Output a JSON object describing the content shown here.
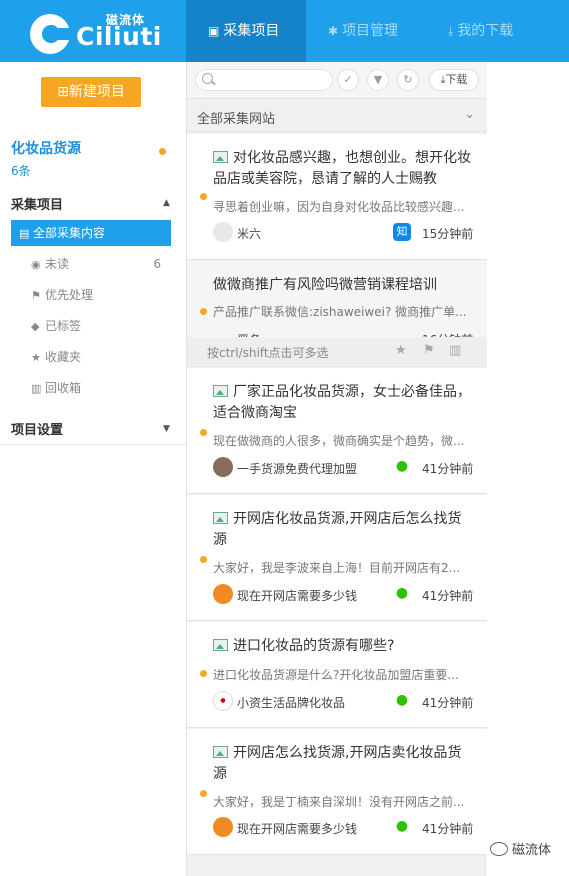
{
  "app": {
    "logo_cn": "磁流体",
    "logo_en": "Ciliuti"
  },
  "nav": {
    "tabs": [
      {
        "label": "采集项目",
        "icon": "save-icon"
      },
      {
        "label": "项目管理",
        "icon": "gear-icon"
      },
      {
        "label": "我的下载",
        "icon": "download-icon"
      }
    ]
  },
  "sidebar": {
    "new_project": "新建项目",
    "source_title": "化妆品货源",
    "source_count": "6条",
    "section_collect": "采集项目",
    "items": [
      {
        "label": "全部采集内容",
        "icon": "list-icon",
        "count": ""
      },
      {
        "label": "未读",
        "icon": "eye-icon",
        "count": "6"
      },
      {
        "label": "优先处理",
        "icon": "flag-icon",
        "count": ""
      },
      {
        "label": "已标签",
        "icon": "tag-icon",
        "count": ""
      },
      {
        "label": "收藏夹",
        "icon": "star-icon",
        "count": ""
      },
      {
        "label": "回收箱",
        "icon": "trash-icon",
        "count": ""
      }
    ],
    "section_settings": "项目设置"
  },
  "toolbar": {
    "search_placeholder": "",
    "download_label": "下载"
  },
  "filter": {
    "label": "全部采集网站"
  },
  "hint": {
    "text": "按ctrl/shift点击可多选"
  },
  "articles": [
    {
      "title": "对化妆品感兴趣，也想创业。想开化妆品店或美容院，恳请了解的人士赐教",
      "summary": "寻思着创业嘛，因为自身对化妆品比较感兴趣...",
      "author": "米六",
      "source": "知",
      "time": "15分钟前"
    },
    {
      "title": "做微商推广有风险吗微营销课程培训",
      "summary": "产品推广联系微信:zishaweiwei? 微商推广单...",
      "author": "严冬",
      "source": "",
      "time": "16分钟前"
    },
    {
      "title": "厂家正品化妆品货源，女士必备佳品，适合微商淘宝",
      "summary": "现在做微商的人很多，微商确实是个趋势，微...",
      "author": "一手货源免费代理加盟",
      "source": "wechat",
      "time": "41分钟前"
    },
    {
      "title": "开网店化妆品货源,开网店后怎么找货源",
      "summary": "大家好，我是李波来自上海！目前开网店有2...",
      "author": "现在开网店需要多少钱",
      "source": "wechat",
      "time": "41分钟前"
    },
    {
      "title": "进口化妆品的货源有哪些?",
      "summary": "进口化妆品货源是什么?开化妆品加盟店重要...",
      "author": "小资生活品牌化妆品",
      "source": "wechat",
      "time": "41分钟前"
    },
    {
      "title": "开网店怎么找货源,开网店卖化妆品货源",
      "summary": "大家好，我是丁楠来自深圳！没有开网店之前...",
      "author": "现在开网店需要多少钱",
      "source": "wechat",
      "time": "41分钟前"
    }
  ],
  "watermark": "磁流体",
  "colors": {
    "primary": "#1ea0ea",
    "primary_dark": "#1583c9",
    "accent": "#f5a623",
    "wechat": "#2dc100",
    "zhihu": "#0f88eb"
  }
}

• • • • • • •

Show every line above in which the word "author" occurs.

WRITTEN SOLUTION:
      "author": "米六",
      "author": "严冬",
      "author": "一手货源免费代理加盟",
      "author": "现在开网店需要多少钱",
      "author": "小资生活品牌化妆品",
      "author": "现在开网店需要多少钱",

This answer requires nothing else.